Required work :: Take the line containing "Convert this screenshot" and every line after it to the end of the material below; reproduce them exactly, without pictures.

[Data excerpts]
┌────────

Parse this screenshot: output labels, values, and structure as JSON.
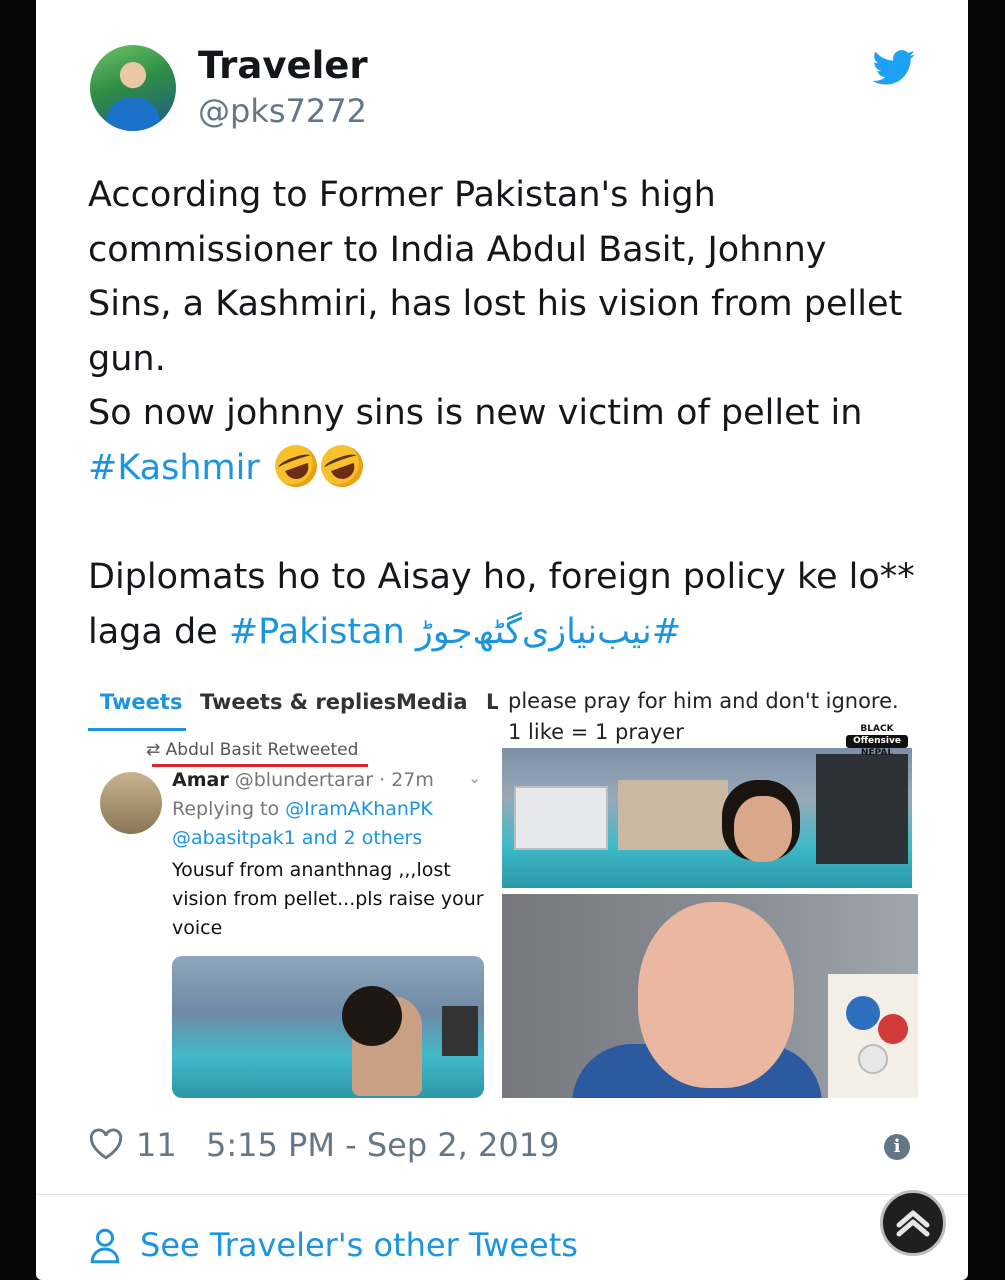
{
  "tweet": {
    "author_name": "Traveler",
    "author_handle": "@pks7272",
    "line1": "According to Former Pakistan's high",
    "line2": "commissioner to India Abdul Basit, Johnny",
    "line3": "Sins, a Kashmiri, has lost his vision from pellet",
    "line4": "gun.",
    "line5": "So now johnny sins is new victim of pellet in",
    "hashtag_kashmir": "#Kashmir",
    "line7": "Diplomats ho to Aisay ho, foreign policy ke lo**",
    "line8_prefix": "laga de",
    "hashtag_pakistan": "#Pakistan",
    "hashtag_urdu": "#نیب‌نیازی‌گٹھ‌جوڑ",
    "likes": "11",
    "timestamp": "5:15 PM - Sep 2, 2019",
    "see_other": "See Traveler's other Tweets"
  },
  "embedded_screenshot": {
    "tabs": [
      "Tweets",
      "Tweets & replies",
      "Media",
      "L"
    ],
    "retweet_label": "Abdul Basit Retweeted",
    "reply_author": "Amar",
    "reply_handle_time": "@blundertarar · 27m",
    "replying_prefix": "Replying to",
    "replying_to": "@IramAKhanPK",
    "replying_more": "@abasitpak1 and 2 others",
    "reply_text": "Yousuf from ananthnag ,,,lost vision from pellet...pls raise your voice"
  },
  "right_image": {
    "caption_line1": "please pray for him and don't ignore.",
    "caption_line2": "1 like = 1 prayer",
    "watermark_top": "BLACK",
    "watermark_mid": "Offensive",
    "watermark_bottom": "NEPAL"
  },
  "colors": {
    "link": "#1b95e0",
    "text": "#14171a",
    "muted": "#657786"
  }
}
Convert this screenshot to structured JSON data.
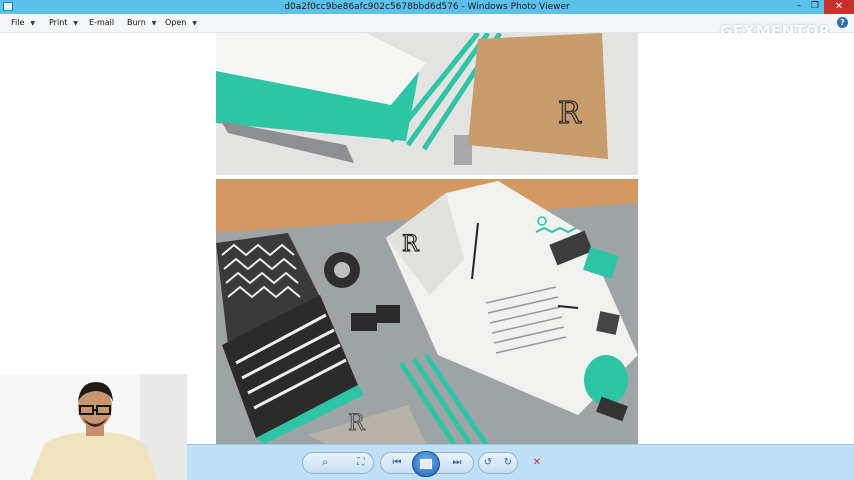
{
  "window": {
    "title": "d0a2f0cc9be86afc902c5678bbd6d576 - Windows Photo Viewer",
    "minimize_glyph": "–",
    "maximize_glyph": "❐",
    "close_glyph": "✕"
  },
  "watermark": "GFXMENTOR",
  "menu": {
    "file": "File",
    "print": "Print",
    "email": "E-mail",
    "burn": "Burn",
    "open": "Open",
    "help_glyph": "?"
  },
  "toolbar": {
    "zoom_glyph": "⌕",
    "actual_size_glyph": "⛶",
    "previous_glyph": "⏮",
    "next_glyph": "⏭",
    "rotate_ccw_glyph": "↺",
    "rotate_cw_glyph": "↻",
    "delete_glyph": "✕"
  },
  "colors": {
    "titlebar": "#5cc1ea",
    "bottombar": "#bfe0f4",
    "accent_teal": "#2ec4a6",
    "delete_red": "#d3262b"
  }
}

└────────

Answer to this exercise ::
Convert this screenshot to structured JSON data.
{
  "window": {
    "title": "d0a2f0cc9be86afc902c5678bbd6d576 - Windows Photo Viewer",
    "minimize_glyph": "–",
    "maximize_glyph": "❐",
    "close_glyph": "✕"
  },
  "watermark": "GFXMENTOR",
  "menu": {
    "file": "File",
    "print": "Print",
    "email": "E-mail",
    "burn": "Burn",
    "open": "Open",
    "help_glyph": "?"
  },
  "toolbar": {
    "zoom_glyph": "⌕",
    "actual_size_glyph": "⛶",
    "previous_glyph": "⏮",
    "next_glyph": "⏭",
    "rotate_ccw_glyph": "↺",
    "rotate_cw_glyph": "↻",
    "delete_glyph": "✕"
  },
  "colors": {
    "titlebar": "#5cc1ea",
    "bottombar": "#bfe0f4",
    "accent_teal": "#2ec4a6",
    "delete_red": "#d3262b"
  }
}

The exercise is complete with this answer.